--- START Data supplied ---

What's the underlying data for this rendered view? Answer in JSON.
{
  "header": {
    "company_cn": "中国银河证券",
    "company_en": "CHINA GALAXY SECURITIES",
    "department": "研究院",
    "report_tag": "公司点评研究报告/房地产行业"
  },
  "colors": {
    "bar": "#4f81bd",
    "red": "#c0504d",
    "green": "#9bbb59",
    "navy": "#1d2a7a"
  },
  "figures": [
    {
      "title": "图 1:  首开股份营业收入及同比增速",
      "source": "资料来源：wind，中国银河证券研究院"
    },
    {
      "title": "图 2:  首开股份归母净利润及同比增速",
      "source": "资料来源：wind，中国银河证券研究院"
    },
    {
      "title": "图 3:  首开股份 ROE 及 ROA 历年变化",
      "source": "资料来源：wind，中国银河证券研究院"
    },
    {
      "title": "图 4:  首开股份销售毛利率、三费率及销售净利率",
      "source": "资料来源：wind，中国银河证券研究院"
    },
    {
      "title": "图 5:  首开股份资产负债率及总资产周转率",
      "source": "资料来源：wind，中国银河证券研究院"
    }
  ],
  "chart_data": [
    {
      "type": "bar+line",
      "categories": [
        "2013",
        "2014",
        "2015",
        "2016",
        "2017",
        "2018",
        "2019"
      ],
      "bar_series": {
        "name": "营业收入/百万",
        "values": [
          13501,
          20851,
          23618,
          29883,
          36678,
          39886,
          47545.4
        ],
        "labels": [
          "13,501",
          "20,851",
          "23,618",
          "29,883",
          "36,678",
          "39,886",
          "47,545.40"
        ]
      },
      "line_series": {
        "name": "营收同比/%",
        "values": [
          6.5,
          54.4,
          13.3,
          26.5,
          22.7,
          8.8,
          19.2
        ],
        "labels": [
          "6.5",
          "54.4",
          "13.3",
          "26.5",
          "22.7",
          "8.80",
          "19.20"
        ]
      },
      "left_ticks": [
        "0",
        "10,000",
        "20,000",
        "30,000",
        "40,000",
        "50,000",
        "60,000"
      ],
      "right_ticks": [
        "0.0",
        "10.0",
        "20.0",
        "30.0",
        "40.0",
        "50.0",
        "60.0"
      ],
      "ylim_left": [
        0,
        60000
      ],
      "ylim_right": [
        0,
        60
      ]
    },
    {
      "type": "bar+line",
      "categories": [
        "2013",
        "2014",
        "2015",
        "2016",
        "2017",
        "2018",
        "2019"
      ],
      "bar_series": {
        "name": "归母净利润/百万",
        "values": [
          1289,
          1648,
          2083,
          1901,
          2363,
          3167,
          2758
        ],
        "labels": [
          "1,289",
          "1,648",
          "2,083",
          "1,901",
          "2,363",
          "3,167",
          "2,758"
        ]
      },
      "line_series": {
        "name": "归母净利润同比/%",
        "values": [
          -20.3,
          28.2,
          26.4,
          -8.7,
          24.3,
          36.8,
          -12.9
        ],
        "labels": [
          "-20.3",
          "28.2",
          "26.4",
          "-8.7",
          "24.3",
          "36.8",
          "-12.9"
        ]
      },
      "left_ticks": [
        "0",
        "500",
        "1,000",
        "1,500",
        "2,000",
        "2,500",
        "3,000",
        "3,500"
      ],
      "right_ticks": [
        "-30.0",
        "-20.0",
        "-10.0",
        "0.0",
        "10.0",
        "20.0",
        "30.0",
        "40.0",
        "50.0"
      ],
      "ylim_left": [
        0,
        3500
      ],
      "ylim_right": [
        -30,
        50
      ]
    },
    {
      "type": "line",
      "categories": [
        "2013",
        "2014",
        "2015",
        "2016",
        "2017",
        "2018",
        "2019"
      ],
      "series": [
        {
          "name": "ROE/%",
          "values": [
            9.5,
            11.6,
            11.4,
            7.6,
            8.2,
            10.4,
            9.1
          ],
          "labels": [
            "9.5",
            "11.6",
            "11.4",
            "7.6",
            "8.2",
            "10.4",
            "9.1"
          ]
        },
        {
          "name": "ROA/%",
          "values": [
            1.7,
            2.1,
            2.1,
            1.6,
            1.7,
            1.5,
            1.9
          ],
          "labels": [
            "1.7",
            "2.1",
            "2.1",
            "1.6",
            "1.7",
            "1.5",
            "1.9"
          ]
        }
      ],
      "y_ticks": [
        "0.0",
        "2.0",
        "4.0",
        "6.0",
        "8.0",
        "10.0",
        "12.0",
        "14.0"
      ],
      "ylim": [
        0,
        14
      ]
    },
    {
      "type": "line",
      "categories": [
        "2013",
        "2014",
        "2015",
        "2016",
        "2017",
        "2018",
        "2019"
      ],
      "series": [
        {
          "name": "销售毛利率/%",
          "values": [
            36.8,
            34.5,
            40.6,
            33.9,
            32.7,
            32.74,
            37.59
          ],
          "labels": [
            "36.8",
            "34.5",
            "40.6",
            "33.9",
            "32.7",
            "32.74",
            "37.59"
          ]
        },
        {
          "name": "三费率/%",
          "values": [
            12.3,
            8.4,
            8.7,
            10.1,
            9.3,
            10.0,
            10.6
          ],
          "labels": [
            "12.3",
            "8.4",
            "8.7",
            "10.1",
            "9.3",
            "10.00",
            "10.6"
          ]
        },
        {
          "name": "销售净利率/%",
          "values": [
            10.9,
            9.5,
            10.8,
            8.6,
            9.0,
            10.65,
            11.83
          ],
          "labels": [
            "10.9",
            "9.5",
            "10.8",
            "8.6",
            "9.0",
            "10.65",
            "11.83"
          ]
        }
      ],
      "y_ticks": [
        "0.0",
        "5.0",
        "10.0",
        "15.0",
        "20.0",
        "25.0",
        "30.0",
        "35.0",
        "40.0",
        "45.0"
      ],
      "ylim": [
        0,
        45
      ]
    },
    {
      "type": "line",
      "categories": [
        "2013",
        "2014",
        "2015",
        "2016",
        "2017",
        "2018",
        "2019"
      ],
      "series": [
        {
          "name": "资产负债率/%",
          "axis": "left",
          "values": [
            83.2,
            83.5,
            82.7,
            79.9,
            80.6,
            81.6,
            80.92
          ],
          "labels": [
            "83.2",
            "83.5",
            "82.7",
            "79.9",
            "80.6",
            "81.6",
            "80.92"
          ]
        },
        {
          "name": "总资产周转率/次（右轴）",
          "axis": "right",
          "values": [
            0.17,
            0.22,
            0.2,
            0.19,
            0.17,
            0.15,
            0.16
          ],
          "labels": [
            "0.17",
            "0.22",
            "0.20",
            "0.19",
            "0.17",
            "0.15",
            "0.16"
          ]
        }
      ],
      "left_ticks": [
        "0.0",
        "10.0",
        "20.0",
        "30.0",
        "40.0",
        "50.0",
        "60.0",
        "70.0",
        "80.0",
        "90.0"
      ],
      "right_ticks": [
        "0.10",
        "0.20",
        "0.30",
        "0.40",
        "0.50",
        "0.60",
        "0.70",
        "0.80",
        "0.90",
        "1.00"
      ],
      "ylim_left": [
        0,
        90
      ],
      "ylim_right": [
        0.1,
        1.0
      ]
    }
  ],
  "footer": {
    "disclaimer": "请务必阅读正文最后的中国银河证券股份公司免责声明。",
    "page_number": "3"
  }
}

--- END Data supplied ---

■ Written exercise ■
Give every line of the material that includes the string "title".

■ Solution to this problem ■
      "title": "图 1:  首开股份营业收入及同比增速",
      "title": "图 2:  首开股份归母净利润及同比增速",
      "title": "图 3:  首开股份 ROE 及 ROA 历年变化",
      "title": "图 4:  首开股份销售毛利率、三费率及销售净利率",
      "title": "图 5:  首开股份资产负债率及总资产周转率",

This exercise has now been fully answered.